▶ [Extracted data]:
##########
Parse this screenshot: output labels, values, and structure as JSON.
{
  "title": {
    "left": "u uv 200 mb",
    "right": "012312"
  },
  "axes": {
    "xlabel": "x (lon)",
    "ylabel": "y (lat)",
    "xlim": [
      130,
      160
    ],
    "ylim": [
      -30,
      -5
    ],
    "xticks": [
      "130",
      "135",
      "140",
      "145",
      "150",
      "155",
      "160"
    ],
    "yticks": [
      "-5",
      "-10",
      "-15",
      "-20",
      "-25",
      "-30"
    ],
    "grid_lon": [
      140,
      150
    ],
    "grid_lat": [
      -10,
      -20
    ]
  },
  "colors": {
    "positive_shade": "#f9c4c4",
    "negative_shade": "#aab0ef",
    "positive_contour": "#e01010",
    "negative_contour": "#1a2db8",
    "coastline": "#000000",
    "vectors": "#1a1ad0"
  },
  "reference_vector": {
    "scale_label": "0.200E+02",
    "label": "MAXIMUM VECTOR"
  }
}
##########
▶ [Your goal]: Your task is to repeat the data exactly, with nothing left out.

▶ [Complete output]:
Parse this screenshot: output labels, values, and structure as JSON.
{
  "title": {
    "left": "u uv 200 mb",
    "right": "012312"
  },
  "axes": {
    "xlabel": "x (lon)",
    "ylabel": "y (lat)",
    "xlim": [
      130,
      160
    ],
    "ylim": [
      -30,
      -5
    ],
    "xticks": [
      "130",
      "135",
      "140",
      "145",
      "150",
      "155",
      "160"
    ],
    "yticks": [
      "-5",
      "-10",
      "-15",
      "-20",
      "-25",
      "-30"
    ],
    "grid_lon": [
      140,
      150
    ],
    "grid_lat": [
      -10,
      -20
    ]
  },
  "colors": {
    "positive_shade": "#f9c4c4",
    "negative_shade": "#aab0ef",
    "positive_contour": "#e01010",
    "negative_contour": "#1a2db8",
    "coastline": "#000000",
    "vectors": "#1a1ad0"
  },
  "reference_vector": {
    "scale_label": "0.200E+02",
    "label": "MAXIMUM VECTOR"
  }
}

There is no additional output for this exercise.